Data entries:

....................

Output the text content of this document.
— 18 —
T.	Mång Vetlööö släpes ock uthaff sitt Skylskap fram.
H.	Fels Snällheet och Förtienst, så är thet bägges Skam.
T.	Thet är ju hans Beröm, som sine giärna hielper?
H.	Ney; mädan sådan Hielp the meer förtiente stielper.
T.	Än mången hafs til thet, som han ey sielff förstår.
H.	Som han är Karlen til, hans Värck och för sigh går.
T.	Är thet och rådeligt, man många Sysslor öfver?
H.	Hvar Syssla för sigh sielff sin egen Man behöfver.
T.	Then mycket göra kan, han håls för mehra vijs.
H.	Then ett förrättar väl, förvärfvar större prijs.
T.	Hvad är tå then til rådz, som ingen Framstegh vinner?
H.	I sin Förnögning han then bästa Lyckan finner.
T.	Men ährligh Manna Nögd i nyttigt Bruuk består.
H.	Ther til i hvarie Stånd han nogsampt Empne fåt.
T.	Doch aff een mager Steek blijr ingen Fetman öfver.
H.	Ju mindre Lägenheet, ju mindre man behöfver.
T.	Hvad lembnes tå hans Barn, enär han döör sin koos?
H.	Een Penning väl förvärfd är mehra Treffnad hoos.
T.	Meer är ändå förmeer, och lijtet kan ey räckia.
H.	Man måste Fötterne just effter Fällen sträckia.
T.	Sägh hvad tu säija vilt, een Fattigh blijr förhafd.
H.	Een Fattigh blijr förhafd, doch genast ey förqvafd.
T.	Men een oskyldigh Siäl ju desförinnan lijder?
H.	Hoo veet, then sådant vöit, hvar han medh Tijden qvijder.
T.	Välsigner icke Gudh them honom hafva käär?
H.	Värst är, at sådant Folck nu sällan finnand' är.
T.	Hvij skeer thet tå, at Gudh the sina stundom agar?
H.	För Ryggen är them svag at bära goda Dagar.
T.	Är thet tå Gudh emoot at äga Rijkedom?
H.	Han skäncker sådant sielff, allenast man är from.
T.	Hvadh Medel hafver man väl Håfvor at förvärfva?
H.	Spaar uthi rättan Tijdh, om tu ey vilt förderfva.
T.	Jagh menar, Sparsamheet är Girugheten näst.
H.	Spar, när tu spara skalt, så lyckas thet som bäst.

....................

What to do. Copy out each line of the listing that holds "Gudh".

Complete output.
T.	Välsigner icke Gudh them honom hafva käär?
T.	Hvij skeer thet tå, at Gudh the sina stundom agar?
T.	Är thet tå Gudh emoot at äga Rijkedom?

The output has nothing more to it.